> _What is required_
Report every line in the listing that contains the string "骨科学术交流会".

═══ Records for processing

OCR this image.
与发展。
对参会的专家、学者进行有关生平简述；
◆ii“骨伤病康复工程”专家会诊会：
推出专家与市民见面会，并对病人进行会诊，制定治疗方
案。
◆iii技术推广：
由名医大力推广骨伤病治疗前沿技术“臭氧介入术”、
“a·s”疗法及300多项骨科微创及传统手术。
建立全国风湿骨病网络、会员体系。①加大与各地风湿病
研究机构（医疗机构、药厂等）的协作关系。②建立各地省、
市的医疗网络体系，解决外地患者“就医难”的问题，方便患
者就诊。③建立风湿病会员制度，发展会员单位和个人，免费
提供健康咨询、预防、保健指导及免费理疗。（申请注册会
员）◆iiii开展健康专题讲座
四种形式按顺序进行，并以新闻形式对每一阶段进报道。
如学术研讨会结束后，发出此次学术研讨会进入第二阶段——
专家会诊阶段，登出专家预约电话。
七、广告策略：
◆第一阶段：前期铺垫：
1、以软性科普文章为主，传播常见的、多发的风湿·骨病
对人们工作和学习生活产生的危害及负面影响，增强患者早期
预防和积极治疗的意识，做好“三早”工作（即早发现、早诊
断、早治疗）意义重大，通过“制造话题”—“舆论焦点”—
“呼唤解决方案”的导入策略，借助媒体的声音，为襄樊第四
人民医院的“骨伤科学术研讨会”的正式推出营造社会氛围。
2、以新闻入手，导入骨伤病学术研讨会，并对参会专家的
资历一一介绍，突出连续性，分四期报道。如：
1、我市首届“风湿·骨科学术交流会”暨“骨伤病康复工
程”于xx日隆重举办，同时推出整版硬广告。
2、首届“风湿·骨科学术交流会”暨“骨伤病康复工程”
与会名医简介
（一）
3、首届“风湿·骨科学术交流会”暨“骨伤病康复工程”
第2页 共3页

══════

> _Solved problem_
1、我市首届“风湿·骨科学术交流会”暨“骨伤病康复工
2、首届“风湿·骨科学术交流会”暨“骨伤病康复工程”
3、首届“风湿·骨科学术交流会”暨“骨伤病康复工程”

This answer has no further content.